YOUR TASK = Repeat the material exactly, every line of it.

[Data entries]
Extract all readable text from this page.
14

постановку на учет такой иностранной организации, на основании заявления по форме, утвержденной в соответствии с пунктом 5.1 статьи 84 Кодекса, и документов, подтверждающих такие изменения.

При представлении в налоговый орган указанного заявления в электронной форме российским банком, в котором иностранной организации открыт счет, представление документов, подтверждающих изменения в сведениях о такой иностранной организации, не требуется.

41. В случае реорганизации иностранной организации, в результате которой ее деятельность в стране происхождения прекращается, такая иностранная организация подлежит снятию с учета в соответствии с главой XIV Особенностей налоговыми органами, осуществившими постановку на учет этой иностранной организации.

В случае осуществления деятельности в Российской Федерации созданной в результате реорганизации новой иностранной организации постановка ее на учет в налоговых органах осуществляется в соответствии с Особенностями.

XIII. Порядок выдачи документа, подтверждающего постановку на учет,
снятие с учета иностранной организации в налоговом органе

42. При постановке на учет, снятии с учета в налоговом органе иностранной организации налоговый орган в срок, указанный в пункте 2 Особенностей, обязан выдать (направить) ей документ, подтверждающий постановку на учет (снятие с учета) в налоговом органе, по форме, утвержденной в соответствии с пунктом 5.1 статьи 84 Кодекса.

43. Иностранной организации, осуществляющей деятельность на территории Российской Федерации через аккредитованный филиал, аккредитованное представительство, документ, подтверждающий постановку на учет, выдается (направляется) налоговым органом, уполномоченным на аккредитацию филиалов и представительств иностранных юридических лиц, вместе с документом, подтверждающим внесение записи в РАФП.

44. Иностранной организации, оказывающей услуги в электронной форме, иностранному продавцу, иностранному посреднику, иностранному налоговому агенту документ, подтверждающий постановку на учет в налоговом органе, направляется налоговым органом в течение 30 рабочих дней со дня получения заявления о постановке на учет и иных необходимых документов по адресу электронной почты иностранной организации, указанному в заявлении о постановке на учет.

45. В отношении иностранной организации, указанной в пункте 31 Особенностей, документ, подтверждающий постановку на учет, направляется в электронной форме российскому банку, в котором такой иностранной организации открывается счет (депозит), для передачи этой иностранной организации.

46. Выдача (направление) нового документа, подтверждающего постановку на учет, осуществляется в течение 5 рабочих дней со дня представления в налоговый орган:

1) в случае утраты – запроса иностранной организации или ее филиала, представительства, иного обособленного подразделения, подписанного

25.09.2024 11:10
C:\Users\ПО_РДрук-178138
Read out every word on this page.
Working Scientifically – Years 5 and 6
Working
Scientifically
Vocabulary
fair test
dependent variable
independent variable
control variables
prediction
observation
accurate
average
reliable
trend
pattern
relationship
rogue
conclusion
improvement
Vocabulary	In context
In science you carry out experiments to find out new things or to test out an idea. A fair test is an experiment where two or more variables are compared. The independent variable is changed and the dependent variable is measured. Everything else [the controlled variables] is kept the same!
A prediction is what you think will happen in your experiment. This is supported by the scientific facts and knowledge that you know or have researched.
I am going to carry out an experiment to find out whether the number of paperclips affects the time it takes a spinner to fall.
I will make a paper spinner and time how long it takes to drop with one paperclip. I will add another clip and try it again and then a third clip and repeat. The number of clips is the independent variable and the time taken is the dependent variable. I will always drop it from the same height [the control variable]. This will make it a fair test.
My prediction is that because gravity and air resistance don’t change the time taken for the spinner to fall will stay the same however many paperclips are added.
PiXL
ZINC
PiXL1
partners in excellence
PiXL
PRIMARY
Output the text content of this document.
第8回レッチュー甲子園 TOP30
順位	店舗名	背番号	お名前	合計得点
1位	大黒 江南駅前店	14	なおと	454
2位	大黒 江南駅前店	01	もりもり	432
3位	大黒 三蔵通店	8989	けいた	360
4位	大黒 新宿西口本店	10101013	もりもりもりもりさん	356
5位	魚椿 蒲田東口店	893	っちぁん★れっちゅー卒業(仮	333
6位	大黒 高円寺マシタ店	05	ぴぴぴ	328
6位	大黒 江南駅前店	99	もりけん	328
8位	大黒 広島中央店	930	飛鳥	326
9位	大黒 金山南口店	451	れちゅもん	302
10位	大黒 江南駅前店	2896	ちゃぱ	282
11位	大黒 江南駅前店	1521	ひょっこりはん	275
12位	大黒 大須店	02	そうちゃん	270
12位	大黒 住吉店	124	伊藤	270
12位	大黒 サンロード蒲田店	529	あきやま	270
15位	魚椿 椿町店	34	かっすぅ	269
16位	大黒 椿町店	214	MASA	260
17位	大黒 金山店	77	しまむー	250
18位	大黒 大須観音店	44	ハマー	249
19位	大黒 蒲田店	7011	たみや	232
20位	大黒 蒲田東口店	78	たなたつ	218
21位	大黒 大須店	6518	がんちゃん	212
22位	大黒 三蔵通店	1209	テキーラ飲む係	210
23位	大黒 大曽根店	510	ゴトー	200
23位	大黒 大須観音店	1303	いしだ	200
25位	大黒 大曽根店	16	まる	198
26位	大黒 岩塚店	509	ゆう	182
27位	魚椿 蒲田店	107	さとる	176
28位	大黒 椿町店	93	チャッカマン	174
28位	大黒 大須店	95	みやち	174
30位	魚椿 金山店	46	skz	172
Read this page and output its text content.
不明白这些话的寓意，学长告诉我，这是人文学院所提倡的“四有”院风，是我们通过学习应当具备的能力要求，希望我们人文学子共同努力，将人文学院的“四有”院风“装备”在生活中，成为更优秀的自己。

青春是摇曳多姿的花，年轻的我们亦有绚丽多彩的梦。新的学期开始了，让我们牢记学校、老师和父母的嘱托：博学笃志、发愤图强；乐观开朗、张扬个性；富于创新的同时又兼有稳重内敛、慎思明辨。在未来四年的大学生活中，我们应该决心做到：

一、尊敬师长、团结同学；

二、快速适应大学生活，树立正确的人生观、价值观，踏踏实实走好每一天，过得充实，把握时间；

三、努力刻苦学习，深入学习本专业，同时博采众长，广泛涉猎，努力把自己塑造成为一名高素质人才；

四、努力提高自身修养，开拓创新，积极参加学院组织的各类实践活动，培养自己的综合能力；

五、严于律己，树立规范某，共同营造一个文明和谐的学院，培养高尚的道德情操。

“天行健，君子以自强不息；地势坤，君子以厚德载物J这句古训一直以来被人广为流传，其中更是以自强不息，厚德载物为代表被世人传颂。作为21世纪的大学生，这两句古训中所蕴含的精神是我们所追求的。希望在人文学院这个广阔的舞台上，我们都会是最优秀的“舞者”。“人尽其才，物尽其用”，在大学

EXERCISE ANSWER =
Extract all readable text from this page.
14

постановку на учет такой иностранной организации, на основании заявления по форме, утвержденной в соответствии с пунктом 5.1 статьи 84 Кодекса, и документов, подтверждающих такие изменения.

При представлении в налоговый орган указанного заявления в электронной форме российским банком, в котором иностранной организации открыт счет, представление документов, подтверждающих изменения в сведениях о такой иностранной организации, не требуется.

41. В случае реорганизации иностранной организации, в результате которой ее деятельность в стране происхождения прекращается, такая иностранная организация подлежит снятию с учета в соответствии с главой XIV Особенностей налоговыми органами, осуществившими постановку на учет этой иностранной организации.

В случае осуществления деятельности в Российской Федерации созданной в результате реорганизации новой иностранной организации постановка ее на учет в налоговых органах осуществляется в соответствии с Особенностями.

XIII. Порядок выдачи документа, подтверждающего постановку на учет,
снятие с учета иностранной организации в налоговом органе

42. При постановке на учет, снятии с учета в налоговом органе иностранной организации налоговый орган в срок, указанный в пункте 2 Особенностей, обязан выдать (направить) ей документ, подтверждающий постановку на учет (снятие с учета) в налоговом органе, по форме, утвержденной в соответствии с пунктом 5.1 статьи 84 Кодекса.

43. Иностранной организации, осуществляющей деятельность на территории Российской Федерации через аккредитованный филиал, аккредитованное представительство, документ, подтверждающий постановку на учет, выдается (направляется) налоговым органом, уполномоченным на аккредитацию филиалов и представительств иностранных юридических лиц, вместе с документом, подтверждающим внесение записи в РАФП.

44. Иностранной организации, оказывающей услуги в электронной форме, иностранному продавцу, иностранному посреднику, иностранному налоговому агенту документ, подтверждающий постановку на учет в налоговом органе, направляется налоговым органом в течение 30 рабочих дней со дня получения заявления о постановке на учет и иных необходимых документов по адресу электронной почты иностранной организации, указанному в заявлении о постановке на учет.

45. В отношении иностранной организации, указанной в пункте 31 Особенностей, документ, подтверждающий постановку на учет, направляется в электронной форме российскому банку, в котором такой иностранной организации открывается счет (депозит), для передачи этой иностранной организации.

46. Выдача (направление) нового документа, подтверждающего постановку на учет, осуществляется в течение 5 рабочих дней со дня представления в налоговый орган:

1) в случае утраты – запроса иностранной организации или ее филиала, представительства, иного обособленного подразделения, подписанного

25.09.2024 11:10
C:\Users\ПО_РДрук-178138
Read out every word on this page.
Working Scientifically – Years 5 and 6
Working
Scientifically
Vocabulary
fair test
dependent variable
independent variable
control variables
prediction
observation
accurate
average
reliable
trend
pattern
relationship
rogue
conclusion
improvement
Vocabulary	In context
In science you carry out experiments to find out new things or to test out an idea. A fair test is an experiment where two or more variables are compared. The independent variable is changed and the dependent variable is measured. Everything else [the controlled variables] is kept the same!
A prediction is what you think will happen in your experiment. This is supported by the scientific facts and knowledge that you know or have researched.
I am going to carry out an experiment to find out whether the number of paperclips affects the time it takes a spinner to fall.
I will make a paper spinner and time how long it takes to drop with one paperclip. I will add another clip and try it again and then a third clip and repeat. The number of clips is the independent variable and the time taken is the dependent variable. I will always drop it from the same height [the control variable]. This will make it a fair test.
My prediction is that because gravity and air resistance don’t change the time taken for the spinner to fall will stay the same however many paperclips are added.
PiXL
ZINC
PiXL1
partners in excellence
PiXL
PRIMARY
Output the text content of this document.
第8回レッチュー甲子園 TOP30
順位	店舗名	背番号	お名前	合計得点
1位	大黒 江南駅前店	14	なおと	454
2位	大黒 江南駅前店	01	もりもり	432
3位	大黒 三蔵通店	8989	けいた	360
4位	大黒 新宿西口本店	10101013	もりもりもりもりさん	356
5位	魚椿 蒲田東口店	893	っちぁん★れっちゅー卒業(仮	333
6位	大黒 高円寺マシタ店	05	ぴぴぴ	328
6位	大黒 江南駅前店	99	もりけん	328
8位	大黒 広島中央店	930	飛鳥	326
9位	大黒 金山南口店	451	れちゅもん	302
10位	大黒 江南駅前店	2896	ちゃぱ	282
11位	大黒 江南駅前店	1521	ひょっこりはん	275
12位	大黒 大須店	02	そうちゃん	270
12位	大黒 住吉店	124	伊藤	270
12位	大黒 サンロード蒲田店	529	あきやま	270
15位	魚椿 椿町店	34	かっすぅ	269
16位	大黒 椿町店	214	MASA	260
17位	大黒 金山店	77	しまむー	250
18位	大黒 大須観音店	44	ハマー	249
19位	大黒 蒲田店	7011	たみや	232
20位	大黒 蒲田東口店	78	たなたつ	218
21位	大黒 大須店	6518	がんちゃん	212
22位	大黒 三蔵通店	1209	テキーラ飲む係	210
23位	大黒 大曽根店	510	ゴトー	200
23位	大黒 大須観音店	1303	いしだ	200
25位	大黒 大曽根店	16	まる	198
26位	大黒 岩塚店	509	ゆう	182
27位	魚椿 蒲田店	107	さとる	176
28位	大黒 椿町店	93	チャッカマン	174
28位	大黒 大須店	95	みやち	174
30位	魚椿 金山店	46	skz	172
Read this page and output its text content.
不明白这些话的寓意，学长告诉我，这是人文学院所提倡的“四有”院风，是我们通过学习应当具备的能力要求，希望我们人文学子共同努力，将人文学院的“四有”院风“装备”在生活中，成为更优秀的自己。

青春是摇曳多姿的花，年轻的我们亦有绚丽多彩的梦。新的学期开始了，让我们牢记学校、老师和父母的嘱托：博学笃志、发愤图强；乐观开朗、张扬个性；富于创新的同时又兼有稳重内敛、慎思明辨。在未来四年的大学生活中，我们应该决心做到：

一、尊敬师长、团结同学；

二、快速适应大学生活，树立正确的人生观、价值观，踏踏实实走好每一天，过得充实，把握时间；

三、努力刻苦学习，深入学习本专业，同时博采众长，广泛涉猎，努力把自己塑造成为一名高素质人才；

四、努力提高自身修养，开拓创新，积极参加学院组织的各类实践活动，培养自己的综合能力；

五、严于律己，树立规范某，共同营造一个文明和谐的学院，培养高尚的道德情操。

“天行健，君子以自强不息；地势坤，君子以厚德载物J这句古训一直以来被人广为流传，其中更是以自强不息，厚德载物为代表被世人传颂。作为21世纪的大学生，这两句古训中所蕴含的精神是我们所追求的。希望在人文学院这个广阔的舞台上，我们都会是最优秀的“舞者”。“人尽其才，物尽其用”，在大学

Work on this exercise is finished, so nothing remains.